Filter the lines below, copying only those with the string "processing".

:: Data for this task

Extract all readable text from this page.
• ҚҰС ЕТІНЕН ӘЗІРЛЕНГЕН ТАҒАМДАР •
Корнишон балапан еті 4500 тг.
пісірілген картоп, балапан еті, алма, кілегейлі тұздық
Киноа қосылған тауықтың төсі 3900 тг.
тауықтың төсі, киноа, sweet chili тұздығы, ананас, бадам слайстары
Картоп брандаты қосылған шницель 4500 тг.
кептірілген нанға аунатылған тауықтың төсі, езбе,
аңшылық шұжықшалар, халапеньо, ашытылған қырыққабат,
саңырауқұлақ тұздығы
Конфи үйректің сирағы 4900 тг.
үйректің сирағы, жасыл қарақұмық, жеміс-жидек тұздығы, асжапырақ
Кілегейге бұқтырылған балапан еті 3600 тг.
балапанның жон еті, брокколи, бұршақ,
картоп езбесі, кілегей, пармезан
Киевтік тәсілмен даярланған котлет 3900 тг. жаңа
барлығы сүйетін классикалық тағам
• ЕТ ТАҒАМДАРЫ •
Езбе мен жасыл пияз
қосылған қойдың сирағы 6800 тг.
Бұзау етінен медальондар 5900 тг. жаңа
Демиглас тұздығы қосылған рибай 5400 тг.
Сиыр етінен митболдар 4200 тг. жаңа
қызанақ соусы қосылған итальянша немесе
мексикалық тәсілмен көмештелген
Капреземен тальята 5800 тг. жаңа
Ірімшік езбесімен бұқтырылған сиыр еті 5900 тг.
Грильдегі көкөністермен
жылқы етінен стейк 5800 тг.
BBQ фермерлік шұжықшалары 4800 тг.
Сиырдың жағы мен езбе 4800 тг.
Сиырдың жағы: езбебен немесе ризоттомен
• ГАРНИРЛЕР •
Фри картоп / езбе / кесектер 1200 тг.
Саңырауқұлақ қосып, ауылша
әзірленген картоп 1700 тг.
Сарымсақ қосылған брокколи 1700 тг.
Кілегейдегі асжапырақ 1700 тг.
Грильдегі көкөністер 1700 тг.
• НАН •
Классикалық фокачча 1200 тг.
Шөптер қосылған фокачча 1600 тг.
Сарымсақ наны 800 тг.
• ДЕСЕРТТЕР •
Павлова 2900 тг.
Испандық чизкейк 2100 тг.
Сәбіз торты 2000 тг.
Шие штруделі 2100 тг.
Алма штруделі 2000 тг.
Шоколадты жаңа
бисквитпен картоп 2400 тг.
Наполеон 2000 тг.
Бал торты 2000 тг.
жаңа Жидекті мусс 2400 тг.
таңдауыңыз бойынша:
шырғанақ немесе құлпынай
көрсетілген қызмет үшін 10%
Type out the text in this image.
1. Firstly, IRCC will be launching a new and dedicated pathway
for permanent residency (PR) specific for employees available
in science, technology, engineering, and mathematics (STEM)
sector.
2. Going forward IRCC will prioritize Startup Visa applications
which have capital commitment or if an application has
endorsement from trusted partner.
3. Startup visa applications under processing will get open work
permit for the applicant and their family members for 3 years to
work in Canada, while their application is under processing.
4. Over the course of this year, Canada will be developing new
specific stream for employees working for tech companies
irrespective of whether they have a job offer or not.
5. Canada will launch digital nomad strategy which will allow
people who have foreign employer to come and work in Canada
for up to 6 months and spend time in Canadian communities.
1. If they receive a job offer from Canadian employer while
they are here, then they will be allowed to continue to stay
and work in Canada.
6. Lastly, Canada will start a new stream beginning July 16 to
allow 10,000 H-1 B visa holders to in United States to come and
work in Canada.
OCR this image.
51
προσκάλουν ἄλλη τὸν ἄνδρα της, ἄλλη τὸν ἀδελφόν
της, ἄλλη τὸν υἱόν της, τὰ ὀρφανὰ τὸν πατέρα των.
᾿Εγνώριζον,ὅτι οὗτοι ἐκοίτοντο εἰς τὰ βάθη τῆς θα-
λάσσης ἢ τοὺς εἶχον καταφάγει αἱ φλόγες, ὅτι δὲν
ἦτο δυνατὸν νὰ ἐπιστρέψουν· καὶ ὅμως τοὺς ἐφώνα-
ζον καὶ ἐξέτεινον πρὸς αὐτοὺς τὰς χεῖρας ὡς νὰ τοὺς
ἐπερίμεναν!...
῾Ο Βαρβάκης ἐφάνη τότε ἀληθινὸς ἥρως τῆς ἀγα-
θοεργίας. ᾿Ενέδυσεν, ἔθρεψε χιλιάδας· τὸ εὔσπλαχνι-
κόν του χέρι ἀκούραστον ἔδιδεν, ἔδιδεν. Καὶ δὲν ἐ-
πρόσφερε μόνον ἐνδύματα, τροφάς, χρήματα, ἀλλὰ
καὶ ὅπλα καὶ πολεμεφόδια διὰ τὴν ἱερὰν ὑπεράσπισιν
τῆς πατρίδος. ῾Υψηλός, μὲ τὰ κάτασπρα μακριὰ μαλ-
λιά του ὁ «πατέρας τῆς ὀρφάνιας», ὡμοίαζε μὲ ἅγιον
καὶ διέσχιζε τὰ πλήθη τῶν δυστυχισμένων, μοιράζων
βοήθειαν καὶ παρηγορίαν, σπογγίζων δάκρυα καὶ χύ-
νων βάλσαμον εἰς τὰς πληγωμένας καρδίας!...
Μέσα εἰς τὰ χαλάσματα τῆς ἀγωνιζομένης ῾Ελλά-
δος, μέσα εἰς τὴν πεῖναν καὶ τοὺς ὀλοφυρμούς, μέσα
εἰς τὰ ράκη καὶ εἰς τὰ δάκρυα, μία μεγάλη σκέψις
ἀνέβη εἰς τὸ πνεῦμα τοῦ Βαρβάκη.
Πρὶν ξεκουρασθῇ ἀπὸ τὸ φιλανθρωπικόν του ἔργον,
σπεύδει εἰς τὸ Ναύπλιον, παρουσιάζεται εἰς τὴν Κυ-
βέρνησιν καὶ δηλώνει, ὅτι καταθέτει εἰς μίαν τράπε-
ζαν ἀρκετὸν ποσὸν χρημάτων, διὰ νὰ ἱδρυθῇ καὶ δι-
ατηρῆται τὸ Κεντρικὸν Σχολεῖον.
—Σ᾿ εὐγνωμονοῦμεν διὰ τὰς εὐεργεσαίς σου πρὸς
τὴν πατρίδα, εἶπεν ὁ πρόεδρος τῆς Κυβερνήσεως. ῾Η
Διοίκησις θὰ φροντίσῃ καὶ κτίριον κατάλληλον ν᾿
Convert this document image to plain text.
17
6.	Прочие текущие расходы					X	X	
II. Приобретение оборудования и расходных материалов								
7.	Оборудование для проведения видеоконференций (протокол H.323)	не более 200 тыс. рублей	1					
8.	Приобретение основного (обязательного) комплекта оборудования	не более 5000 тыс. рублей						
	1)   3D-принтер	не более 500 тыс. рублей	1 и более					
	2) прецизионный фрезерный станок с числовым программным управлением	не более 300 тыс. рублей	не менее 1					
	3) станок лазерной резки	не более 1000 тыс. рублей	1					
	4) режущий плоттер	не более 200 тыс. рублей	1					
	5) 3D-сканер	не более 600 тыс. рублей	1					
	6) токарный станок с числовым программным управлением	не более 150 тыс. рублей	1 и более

::::

Correct result:
3. Startup visa applications under processing will get open work
work in Canada, while their application is under processing.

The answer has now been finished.